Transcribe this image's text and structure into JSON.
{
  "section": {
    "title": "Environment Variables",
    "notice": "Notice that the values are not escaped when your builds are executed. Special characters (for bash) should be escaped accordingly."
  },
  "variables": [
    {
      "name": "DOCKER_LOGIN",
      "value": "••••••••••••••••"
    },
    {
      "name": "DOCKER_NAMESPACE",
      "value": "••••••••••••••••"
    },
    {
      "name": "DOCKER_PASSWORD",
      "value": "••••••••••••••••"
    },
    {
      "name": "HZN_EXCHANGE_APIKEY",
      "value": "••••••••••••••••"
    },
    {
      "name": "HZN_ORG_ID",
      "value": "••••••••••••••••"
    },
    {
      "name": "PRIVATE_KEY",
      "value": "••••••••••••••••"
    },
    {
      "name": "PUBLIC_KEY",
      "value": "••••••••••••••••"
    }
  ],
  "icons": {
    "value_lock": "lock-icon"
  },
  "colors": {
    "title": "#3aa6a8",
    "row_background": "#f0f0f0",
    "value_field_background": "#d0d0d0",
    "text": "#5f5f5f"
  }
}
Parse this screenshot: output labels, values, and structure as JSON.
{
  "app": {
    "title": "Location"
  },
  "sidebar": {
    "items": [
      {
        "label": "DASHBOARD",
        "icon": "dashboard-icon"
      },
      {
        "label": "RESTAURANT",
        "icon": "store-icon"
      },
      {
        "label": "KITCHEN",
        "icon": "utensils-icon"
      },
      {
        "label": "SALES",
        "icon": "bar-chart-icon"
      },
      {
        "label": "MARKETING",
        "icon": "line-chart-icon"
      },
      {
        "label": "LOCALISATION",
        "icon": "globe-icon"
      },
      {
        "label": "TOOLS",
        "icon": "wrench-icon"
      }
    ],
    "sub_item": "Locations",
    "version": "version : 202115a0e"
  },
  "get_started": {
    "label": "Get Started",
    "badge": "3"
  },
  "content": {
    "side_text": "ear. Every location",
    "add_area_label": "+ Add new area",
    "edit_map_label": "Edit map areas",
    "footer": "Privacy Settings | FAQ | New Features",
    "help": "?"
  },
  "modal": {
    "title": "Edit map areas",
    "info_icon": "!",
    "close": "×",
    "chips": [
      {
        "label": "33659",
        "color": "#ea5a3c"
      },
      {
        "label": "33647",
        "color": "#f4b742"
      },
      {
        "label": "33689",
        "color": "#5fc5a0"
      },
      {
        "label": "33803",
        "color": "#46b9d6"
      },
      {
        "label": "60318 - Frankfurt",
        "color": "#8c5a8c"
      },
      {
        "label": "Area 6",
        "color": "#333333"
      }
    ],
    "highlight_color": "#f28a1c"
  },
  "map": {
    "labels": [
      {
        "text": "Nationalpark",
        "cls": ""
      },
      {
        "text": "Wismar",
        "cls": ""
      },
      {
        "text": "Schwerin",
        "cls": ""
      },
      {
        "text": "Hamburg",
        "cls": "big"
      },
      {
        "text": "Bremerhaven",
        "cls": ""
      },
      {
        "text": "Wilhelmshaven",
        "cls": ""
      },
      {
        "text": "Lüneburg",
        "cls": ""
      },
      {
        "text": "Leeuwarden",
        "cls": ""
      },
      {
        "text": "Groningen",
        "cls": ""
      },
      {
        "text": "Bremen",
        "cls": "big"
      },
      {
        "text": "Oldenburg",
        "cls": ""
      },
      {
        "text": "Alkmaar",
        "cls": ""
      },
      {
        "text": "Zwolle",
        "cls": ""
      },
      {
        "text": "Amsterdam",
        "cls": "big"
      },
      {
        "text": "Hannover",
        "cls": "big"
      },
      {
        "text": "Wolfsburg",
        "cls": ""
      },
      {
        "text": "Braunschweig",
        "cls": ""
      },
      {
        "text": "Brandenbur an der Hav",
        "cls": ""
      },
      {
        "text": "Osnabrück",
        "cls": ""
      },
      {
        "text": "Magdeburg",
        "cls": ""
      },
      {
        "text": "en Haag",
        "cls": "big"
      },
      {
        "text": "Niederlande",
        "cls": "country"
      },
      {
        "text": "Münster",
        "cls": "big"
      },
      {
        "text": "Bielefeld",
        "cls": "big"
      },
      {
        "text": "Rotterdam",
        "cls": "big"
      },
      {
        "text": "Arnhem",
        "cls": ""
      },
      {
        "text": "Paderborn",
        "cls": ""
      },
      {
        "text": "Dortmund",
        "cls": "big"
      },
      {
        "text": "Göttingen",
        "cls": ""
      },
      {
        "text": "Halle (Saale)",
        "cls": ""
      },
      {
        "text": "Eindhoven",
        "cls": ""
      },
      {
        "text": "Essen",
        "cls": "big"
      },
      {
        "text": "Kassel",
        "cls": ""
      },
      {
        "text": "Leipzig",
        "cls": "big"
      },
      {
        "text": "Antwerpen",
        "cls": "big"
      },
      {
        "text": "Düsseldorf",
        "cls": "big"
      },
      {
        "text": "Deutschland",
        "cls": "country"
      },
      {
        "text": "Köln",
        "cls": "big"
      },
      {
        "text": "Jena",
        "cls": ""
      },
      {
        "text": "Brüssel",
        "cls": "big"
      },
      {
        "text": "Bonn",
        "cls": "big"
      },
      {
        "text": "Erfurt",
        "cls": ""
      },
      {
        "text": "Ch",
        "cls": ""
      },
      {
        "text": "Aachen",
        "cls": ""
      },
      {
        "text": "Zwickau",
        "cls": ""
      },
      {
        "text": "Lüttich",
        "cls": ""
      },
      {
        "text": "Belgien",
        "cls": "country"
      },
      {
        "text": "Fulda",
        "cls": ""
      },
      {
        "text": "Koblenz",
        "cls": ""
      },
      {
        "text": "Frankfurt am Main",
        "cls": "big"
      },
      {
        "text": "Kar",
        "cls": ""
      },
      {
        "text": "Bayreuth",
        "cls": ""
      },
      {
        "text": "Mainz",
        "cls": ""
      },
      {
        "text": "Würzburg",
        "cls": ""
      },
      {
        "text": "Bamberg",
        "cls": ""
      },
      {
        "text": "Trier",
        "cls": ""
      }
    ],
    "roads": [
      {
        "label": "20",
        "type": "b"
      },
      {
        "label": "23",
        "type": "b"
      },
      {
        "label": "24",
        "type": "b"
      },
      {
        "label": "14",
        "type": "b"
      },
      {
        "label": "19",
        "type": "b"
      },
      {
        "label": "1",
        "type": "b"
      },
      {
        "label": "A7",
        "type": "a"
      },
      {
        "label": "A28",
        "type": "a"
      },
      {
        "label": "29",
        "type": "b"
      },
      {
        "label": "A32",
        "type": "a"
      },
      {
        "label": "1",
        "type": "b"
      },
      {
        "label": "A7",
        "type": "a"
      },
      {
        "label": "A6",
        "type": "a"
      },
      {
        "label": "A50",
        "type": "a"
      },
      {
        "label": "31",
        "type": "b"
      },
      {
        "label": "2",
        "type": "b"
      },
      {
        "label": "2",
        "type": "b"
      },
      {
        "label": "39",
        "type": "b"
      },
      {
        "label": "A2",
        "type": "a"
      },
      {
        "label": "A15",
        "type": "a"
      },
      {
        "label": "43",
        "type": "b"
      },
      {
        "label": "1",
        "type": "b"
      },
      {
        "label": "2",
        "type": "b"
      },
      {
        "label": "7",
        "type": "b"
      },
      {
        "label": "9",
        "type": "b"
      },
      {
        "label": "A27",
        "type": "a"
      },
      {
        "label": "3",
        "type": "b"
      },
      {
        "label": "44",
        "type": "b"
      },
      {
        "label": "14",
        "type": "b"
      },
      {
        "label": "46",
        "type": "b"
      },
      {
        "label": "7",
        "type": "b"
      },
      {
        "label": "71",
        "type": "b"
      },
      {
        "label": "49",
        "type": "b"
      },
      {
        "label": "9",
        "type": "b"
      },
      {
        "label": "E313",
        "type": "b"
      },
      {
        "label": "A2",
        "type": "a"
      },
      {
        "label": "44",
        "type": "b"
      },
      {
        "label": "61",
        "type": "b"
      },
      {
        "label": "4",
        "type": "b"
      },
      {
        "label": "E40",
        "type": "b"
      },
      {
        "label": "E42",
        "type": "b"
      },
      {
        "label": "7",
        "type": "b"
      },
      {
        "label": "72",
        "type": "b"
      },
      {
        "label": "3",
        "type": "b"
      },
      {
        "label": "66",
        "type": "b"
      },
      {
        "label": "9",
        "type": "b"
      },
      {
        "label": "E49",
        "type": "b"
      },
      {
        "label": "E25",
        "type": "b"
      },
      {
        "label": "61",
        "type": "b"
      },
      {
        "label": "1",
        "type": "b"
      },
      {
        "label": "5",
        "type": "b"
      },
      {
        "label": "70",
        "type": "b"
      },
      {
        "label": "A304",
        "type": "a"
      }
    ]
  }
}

#### [Exercise requirements]
In the entries above, identify every line with the word "values". Copy those lines.

#### [Worked answer]
    "notice": "Notice that the values are not escaped when your builds are executed. Special characters (for bash) should be escaped accordingly."
Parse this screenshot: output labels, values, and structure as JSON.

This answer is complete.